╭─ PROVIDED INFORMATION

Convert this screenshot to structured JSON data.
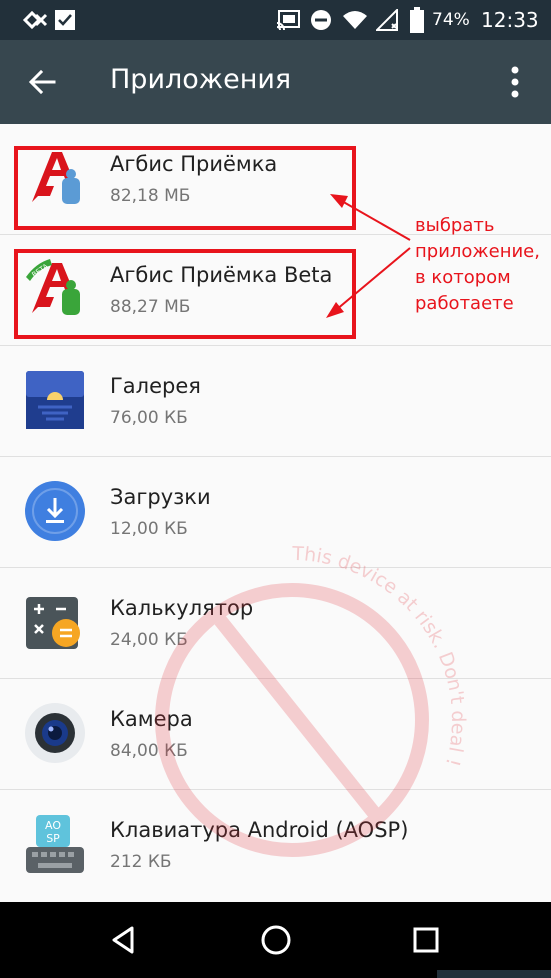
{
  "status_bar": {
    "battery_percent": "74%",
    "time": "12:33",
    "icons": [
      "app-notification-icon",
      "checkbox-notification-icon",
      "cast-icon",
      "do-not-disturb-icon",
      "wifi-icon",
      "signal-icon",
      "battery-icon"
    ]
  },
  "app_bar": {
    "title": "Приложения",
    "back_icon": "back-arrow-icon",
    "menu_icon": "more-vert-icon",
    "color": "#37474f"
  },
  "apps": [
    {
      "name": "Агбис Приёмка",
      "size": "82,18 МБ",
      "icon": "agbis-icon"
    },
    {
      "name": "Агбис Приёмка Beta",
      "size": "88,27 МБ",
      "icon": "agbis-beta-icon",
      "badge": "BETA"
    },
    {
      "name": "Галерея",
      "size": "76,00 КБ",
      "icon": "gallery-icon"
    },
    {
      "name": "Загрузки",
      "size": "12,00 КБ",
      "icon": "downloads-icon"
    },
    {
      "name": "Калькулятор",
      "size": "24,00 КБ",
      "icon": "calculator-icon"
    },
    {
      "name": "Камера",
      "size": "84,00 КБ",
      "icon": "camera-icon"
    },
    {
      "name": "Клавиатура Android (AOSP)",
      "size": "212 КБ",
      "icon": "keyboard-icon",
      "badge": "AOSP"
    }
  ],
  "annotation": {
    "text": "выбрать\nприложение,\nв котором\nработаете",
    "color": "#e8141c"
  },
  "watermark": {
    "text": "This device at risk. Don't deal !"
  },
  "nav_bar": {
    "icons": [
      "nav-back-icon",
      "nav-home-icon",
      "nav-recents-icon"
    ]
  }
}
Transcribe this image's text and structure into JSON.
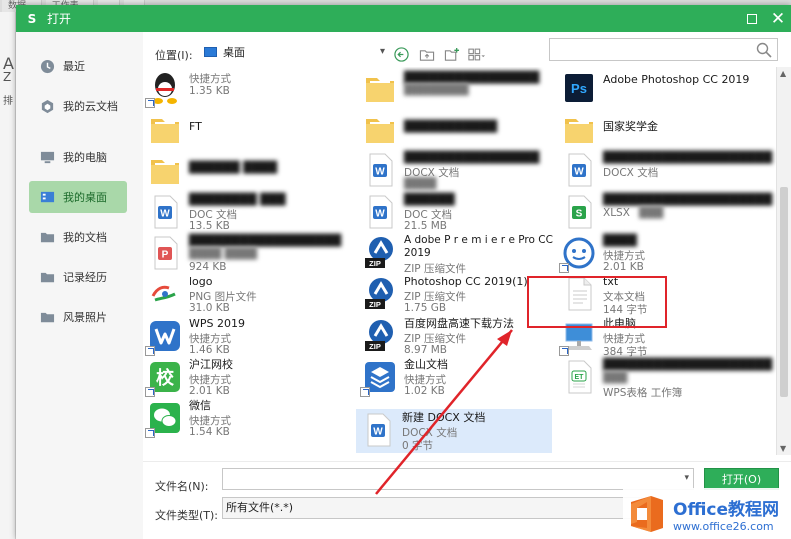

╰─

* **TASK TO CARRY OUT**
Report every line containing the word "agbis" from the listing above.

* **REPLY**
      "icon": "agbis-icon"
      "icon": "agbis-beta-icon",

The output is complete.